GOAL: Every record below should be printed exactly as it appears.

INPUT FOR THIS TASK:
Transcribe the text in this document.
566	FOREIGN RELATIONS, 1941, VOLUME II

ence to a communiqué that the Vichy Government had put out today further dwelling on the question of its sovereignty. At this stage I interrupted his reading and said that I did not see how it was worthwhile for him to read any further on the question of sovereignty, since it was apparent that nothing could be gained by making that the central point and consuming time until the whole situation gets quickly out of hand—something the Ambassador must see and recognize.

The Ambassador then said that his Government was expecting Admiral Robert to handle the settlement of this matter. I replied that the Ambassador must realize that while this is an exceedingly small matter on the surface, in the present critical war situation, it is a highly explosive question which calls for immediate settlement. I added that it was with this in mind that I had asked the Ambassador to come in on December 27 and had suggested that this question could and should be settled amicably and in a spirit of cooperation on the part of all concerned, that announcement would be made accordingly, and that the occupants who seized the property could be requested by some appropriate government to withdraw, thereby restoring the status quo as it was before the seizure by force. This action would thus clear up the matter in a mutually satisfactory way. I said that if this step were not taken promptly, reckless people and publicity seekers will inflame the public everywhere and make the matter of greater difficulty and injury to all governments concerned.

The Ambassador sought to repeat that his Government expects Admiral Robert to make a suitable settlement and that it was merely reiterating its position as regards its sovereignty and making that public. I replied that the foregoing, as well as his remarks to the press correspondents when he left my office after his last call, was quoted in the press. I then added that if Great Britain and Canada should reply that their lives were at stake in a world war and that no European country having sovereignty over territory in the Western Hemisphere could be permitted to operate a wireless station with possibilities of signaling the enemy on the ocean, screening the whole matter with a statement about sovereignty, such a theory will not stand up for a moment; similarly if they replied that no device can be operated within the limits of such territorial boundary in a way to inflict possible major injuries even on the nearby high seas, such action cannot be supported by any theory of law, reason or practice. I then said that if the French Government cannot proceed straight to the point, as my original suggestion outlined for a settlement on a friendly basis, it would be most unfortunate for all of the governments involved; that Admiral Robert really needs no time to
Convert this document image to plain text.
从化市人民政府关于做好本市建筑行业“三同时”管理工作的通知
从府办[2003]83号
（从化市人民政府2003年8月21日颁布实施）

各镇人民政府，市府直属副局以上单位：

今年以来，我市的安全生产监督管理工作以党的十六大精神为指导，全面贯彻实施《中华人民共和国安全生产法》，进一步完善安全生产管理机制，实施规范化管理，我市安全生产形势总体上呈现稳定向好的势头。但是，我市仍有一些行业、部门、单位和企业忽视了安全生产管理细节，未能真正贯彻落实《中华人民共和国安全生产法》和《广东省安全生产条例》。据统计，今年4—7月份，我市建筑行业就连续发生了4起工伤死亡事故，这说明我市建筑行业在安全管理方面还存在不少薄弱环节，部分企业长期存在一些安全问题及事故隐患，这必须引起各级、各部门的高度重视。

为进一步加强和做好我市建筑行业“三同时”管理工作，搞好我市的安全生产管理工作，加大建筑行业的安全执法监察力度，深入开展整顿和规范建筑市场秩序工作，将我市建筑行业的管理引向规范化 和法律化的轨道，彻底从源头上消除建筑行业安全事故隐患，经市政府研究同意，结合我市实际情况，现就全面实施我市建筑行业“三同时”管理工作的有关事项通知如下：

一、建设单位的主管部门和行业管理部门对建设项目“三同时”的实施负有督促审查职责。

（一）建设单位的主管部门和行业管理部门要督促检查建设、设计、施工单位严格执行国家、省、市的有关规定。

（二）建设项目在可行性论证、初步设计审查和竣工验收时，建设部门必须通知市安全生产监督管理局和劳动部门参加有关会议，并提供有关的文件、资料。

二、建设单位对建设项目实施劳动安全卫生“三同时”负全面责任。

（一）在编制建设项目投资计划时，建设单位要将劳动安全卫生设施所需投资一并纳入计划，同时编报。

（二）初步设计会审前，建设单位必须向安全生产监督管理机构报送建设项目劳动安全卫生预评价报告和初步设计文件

TASK ANSWER:
Transcribe the text in this document.
566	FOREIGN RELATIONS, 1941, VOLUME II

ence to a communiqué that the Vichy Government had put out today further dwelling on the question of its sovereignty. At this stage I interrupted his reading and said that I did not see how it was worthwhile for him to read any further on the question of sovereignty, since it was apparent that nothing could be gained by making that the central point and consuming time until the whole situation gets quickly out of hand—something the Ambassador must see and recognize.

The Ambassador then said that his Government was expecting Admiral Robert to handle the settlement of this matter. I replied that the Ambassador must realize that while this is an exceedingly small matter on the surface, in the present critical war situation, it is a highly explosive question which calls for immediate settlement. I added that it was with this in mind that I had asked the Ambassador to come in on December 27 and had suggested that this question could and should be settled amicably and in a spirit of cooperation on the part of all concerned, that announcement would be made accordingly, and that the occupants who seized the property could be requested by some appropriate government to withdraw, thereby restoring the status quo as it was before the seizure by force. This action would thus clear up the matter in a mutually satisfactory way. I said that if this step were not taken promptly, reckless people and publicity seekers will inflame the public everywhere and make the matter of greater difficulty and injury to all governments concerned.

The Ambassador sought to repeat that his Government expects Admiral Robert to make a suitable settlement and that it was merely reiterating its position as regards its sovereignty and making that public. I replied that the foregoing, as well as his remarks to the press correspondents when he left my office after his last call, was quoted in the press. I then added that if Great Britain and Canada should reply that their lives were at stake in a world war and that no European country having sovereignty over territory in the Western Hemisphere could be permitted to operate a wireless station with possibilities of signaling the enemy on the ocean, screening the whole matter with a statement about sovereignty, such a theory will not stand up for a moment; similarly if they replied that no device can be operated within the limits of such territorial boundary in a way to inflict possible major injuries even on the nearby high seas, such action cannot be supported by any theory of law, reason or practice. I then said that if the French Government cannot proceed straight to the point, as my original suggestion outlined for a settlement on a friendly basis, it would be most unfortunate for all of the governments involved; that Admiral Robert really needs no time to
Convert this document image to plain text.
从化市人民政府关于做好本市建筑行业“三同时”管理工作的通知
从府办[2003]83号
（从化市人民政府2003年8月21日颁布实施）

各镇人民政府，市府直属副局以上单位：

今年以来，我市的安全生产监督管理工作以党的十六大精神为指导，全面贯彻实施《中华人民共和国安全生产法》，进一步完善安全生产管理机制，实施规范化管理，我市安全生产形势总体上呈现稳定向好的势头。但是，我市仍有一些行业、部门、单位和企业忽视了安全生产管理细节，未能真正贯彻落实《中华人民共和国安全生产法》和《广东省安全生产条例》。据统计，今年4—7月份，我市建筑行业就连续发生了4起工伤死亡事故，这说明我市建筑行业在安全管理方面还存在不少薄弱环节，部分企业长期存在一些安全问题及事故隐患，这必须引起各级、各部门的高度重视。

为进一步加强和做好我市建筑行业“三同时”管理工作，搞好我市的安全生产管理工作，加大建筑行业的安全执法监察力度，深入开展整顿和规范建筑市场秩序工作，将我市建筑行业的管理引向规范化 和法律化的轨道，彻底从源头上消除建筑行业安全事故隐患，经市政府研究同意，结合我市实际情况，现就全面实施我市建筑行业“三同时”管理工作的有关事项通知如下：

一、建设单位的主管部门和行业管理部门对建设项目“三同时”的实施负有督促审查职责。

（一）建设单位的主管部门和行业管理部门要督促检查建设、设计、施工单位严格执行国家、省、市的有关规定。

（二）建设项目在可行性论证、初步设计审查和竣工验收时，建设部门必须通知市安全生产监督管理局和劳动部门参加有关会议，并提供有关的文件、资料。

二、建设单位对建设项目实施劳动安全卫生“三同时”负全面责任。

（一）在编制建设项目投资计划时，建设单位要将劳动安全卫生设施所需投资一并纳入计划，同时编报。

（二）初步设计会审前，建设单位必须向安全生产监督管理机构报送建设项目劳动安全卫生预评价报告和初步设计文件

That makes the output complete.